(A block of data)

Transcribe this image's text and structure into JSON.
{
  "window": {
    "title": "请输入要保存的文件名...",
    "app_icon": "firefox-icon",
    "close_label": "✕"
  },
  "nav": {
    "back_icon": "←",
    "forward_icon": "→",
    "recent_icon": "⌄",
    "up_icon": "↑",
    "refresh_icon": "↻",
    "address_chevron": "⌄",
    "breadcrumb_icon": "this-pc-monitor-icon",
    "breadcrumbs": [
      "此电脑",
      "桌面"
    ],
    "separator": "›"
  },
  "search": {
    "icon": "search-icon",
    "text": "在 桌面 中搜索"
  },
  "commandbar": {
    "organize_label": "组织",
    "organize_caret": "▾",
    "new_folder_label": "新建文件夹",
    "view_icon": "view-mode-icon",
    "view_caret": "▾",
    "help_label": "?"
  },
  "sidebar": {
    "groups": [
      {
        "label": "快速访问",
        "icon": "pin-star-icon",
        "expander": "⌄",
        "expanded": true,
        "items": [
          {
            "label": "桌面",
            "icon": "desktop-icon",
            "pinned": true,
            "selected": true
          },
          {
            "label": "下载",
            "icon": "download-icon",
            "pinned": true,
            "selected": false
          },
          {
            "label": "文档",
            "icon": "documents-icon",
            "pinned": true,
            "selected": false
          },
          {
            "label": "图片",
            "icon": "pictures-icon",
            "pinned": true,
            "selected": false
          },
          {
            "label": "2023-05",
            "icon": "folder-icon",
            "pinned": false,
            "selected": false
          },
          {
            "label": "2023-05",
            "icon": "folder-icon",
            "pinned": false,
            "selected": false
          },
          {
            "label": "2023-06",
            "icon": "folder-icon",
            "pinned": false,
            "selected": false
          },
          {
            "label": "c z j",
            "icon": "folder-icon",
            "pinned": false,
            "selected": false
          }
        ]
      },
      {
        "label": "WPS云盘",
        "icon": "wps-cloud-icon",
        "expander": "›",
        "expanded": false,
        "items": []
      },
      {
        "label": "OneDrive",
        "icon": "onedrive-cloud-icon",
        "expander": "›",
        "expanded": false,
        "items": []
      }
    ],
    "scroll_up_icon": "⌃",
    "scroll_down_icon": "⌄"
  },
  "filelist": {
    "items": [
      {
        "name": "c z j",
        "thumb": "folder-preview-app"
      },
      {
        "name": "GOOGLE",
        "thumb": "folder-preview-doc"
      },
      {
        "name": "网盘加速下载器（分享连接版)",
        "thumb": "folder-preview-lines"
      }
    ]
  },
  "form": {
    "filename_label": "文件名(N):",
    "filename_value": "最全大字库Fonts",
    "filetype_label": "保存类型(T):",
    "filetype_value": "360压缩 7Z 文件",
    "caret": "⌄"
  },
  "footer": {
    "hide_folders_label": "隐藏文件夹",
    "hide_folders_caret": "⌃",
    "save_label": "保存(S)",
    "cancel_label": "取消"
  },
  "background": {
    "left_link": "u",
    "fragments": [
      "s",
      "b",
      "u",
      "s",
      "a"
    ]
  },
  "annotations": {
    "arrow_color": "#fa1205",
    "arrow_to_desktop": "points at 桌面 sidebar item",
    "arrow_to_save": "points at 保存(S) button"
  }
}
--
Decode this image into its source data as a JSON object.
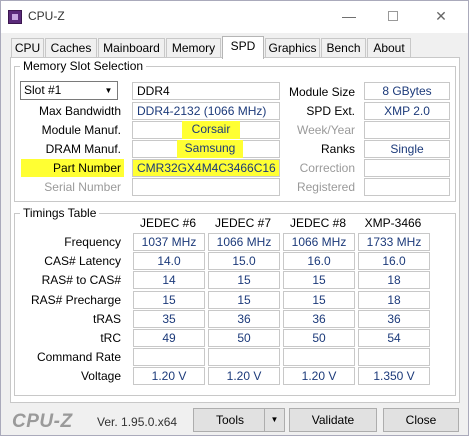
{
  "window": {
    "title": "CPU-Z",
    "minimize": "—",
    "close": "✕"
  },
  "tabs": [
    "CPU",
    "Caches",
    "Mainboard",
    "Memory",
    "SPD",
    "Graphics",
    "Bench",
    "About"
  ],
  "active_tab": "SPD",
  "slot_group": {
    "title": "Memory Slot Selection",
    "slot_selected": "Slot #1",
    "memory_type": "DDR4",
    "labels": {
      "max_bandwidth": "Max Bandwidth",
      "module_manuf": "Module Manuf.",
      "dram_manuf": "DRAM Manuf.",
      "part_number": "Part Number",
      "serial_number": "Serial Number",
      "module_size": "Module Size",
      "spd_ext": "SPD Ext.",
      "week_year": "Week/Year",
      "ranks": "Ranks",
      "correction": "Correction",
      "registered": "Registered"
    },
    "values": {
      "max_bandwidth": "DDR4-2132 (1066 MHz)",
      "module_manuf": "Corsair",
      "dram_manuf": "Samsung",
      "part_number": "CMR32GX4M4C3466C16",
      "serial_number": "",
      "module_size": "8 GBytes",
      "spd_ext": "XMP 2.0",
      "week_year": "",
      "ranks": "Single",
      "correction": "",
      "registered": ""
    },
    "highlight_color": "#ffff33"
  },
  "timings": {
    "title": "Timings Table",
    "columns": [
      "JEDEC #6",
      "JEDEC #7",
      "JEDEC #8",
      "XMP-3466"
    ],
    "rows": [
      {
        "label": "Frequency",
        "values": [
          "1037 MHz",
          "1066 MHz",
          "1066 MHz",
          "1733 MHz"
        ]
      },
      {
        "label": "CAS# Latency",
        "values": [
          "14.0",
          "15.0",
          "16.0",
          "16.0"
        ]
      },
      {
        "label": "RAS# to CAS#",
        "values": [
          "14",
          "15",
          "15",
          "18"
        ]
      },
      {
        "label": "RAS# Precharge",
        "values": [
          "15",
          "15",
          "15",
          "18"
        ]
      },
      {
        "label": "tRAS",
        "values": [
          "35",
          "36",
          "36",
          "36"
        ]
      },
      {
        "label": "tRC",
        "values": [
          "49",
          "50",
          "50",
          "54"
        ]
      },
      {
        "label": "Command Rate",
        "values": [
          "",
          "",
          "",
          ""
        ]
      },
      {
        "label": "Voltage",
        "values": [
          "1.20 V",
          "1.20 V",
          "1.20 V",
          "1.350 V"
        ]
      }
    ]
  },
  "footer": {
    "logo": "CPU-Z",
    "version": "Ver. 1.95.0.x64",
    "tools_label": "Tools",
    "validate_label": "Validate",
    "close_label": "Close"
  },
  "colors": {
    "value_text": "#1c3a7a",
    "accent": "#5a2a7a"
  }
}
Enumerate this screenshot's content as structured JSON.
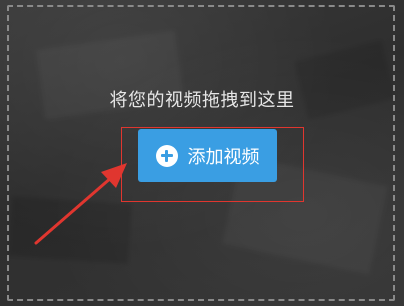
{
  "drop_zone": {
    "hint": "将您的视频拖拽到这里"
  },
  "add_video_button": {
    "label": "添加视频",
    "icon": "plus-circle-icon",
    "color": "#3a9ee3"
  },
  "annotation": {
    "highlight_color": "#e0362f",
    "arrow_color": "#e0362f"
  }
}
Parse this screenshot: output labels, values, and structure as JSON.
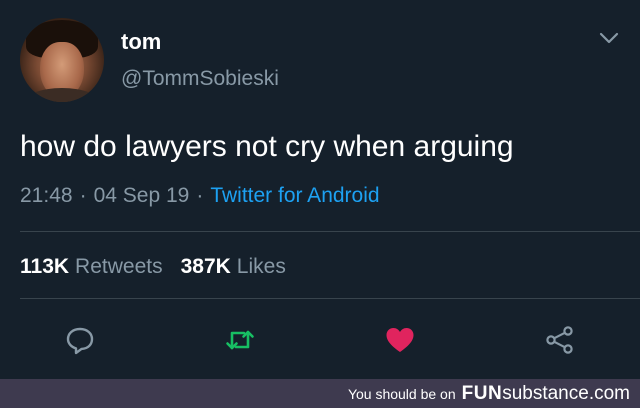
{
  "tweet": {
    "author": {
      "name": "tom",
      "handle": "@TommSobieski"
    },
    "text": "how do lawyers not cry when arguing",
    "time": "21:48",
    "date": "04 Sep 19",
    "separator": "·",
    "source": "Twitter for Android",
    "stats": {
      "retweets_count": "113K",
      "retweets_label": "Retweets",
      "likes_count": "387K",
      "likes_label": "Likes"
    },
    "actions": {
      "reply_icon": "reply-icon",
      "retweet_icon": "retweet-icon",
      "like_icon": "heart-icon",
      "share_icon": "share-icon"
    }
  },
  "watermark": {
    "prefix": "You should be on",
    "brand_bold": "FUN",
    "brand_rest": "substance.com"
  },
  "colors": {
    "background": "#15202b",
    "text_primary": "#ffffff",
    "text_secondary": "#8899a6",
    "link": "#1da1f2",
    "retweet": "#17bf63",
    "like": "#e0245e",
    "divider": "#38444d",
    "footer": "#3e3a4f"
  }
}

Aim of the exercise. Go through the material and select each line with the string "points" in it.

Response to this task.
    "arrow_to_desktop": "points at 桌面 sidebar item",
    "arrow_to_save": "points at 保存(S) button"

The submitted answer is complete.